Problem requirements - For each line below that includes the word "colors", make a copy.

Task material -

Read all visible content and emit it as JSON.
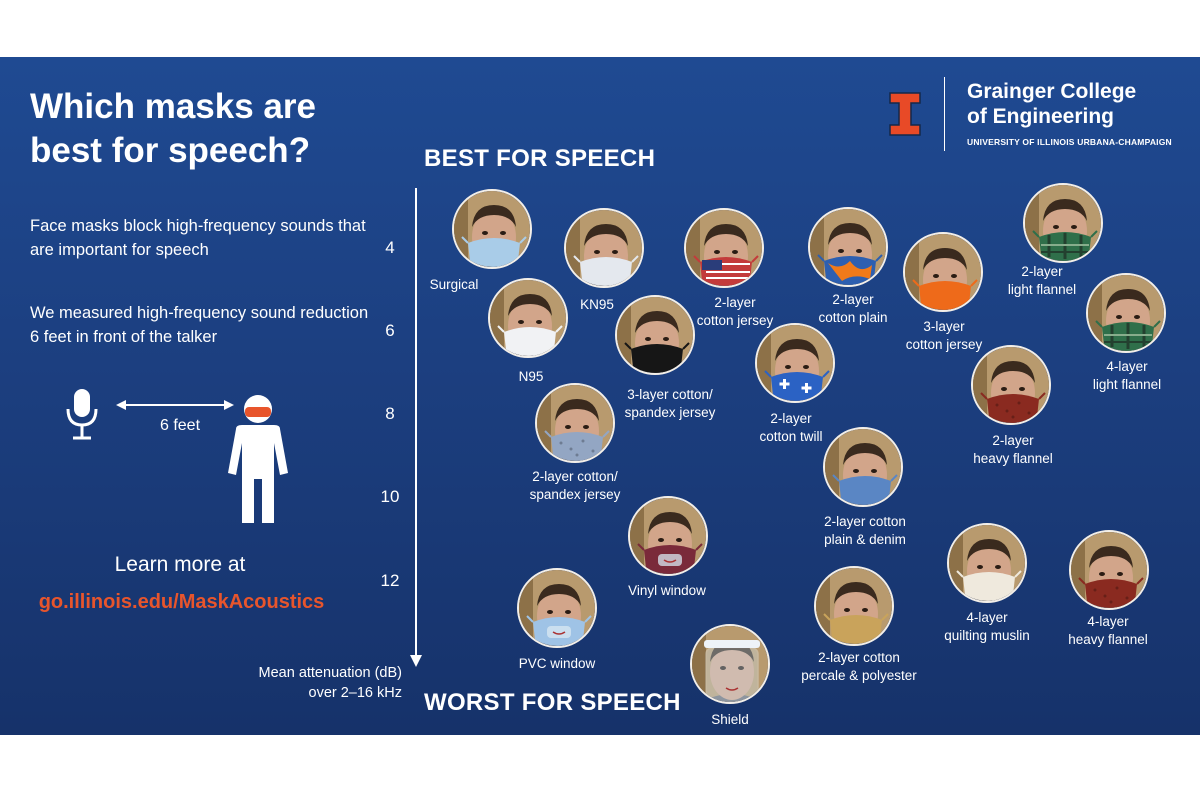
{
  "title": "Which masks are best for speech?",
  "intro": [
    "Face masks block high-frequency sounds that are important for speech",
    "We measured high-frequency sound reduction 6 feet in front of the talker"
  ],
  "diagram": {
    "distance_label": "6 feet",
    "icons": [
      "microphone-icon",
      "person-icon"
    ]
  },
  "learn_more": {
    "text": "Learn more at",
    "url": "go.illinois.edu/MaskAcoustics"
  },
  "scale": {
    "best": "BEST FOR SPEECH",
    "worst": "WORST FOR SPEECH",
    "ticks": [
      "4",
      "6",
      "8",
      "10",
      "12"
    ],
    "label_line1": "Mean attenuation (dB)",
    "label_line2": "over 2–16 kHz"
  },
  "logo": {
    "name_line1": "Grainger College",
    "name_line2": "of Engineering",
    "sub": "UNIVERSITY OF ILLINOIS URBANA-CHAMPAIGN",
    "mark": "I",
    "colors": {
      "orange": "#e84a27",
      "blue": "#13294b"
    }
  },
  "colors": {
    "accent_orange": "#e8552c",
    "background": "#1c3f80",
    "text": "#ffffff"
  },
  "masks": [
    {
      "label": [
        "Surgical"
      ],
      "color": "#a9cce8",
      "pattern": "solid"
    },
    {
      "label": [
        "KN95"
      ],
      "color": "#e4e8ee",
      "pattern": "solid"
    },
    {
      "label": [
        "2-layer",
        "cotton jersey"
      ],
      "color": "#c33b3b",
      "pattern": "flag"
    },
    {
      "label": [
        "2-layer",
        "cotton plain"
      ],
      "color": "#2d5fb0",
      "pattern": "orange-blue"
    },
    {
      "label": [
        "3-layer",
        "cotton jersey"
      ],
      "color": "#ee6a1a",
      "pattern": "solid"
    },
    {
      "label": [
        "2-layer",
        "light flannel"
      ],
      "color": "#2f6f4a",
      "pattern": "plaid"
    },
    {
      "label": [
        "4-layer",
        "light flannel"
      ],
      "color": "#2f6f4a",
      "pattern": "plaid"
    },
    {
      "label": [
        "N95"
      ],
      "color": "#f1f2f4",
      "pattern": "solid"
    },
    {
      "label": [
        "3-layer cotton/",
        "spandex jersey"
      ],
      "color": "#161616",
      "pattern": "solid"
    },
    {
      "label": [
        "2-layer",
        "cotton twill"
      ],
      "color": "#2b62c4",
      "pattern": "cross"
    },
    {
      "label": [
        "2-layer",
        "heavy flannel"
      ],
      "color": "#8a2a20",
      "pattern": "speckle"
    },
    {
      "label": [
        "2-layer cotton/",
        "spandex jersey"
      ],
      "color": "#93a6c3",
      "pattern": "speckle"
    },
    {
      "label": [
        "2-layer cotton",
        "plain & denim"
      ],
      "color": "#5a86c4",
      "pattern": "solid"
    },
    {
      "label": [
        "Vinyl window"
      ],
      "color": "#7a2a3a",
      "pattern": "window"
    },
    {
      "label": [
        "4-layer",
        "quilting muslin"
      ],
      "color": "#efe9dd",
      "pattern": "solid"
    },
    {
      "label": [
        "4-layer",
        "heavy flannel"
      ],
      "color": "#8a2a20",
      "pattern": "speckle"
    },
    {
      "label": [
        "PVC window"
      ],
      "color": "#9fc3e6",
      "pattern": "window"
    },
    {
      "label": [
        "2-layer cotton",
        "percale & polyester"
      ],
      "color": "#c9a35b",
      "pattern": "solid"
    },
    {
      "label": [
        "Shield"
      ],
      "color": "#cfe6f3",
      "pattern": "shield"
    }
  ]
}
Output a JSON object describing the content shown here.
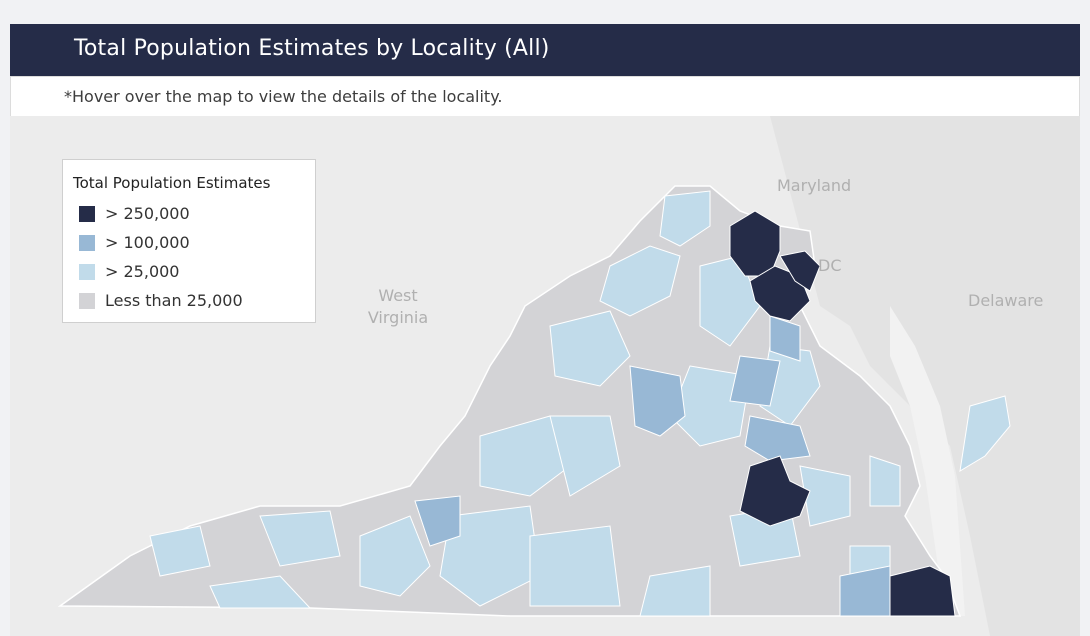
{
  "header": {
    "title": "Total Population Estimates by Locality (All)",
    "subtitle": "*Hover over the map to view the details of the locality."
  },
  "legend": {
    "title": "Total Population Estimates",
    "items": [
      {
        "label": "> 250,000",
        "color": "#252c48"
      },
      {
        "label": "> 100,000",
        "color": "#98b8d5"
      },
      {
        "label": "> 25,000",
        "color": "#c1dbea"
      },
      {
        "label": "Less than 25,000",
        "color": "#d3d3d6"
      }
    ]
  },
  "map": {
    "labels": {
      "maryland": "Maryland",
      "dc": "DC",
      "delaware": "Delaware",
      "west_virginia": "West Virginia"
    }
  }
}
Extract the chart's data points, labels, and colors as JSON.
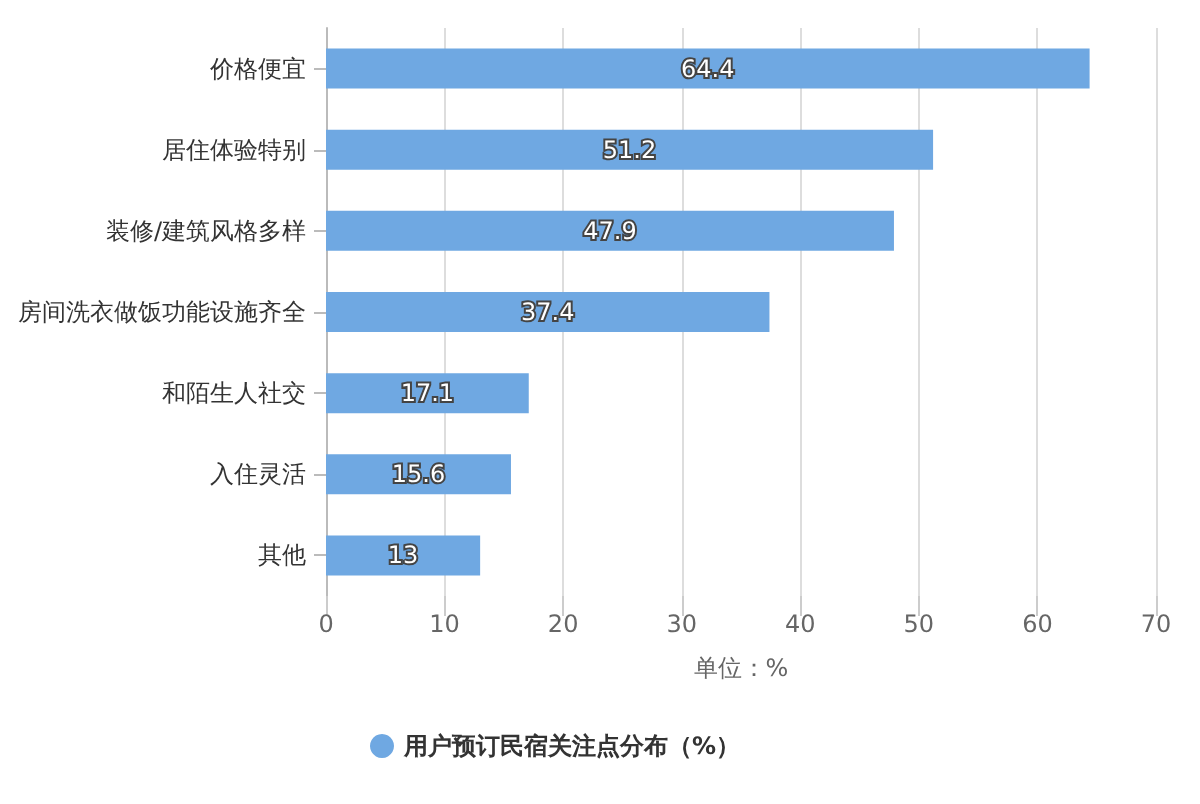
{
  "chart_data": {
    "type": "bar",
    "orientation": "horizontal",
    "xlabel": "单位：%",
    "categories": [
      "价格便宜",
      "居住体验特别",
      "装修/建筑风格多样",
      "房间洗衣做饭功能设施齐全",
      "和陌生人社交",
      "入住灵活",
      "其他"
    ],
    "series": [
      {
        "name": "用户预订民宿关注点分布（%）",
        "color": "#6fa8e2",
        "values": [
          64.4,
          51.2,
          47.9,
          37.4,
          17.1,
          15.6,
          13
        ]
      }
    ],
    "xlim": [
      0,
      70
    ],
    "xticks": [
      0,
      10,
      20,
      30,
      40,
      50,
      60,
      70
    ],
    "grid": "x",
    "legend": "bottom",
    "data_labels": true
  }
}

Result of this task -
    "colors": {
  "colors": {
Extract the chart's data points, labels, and colors as JSON.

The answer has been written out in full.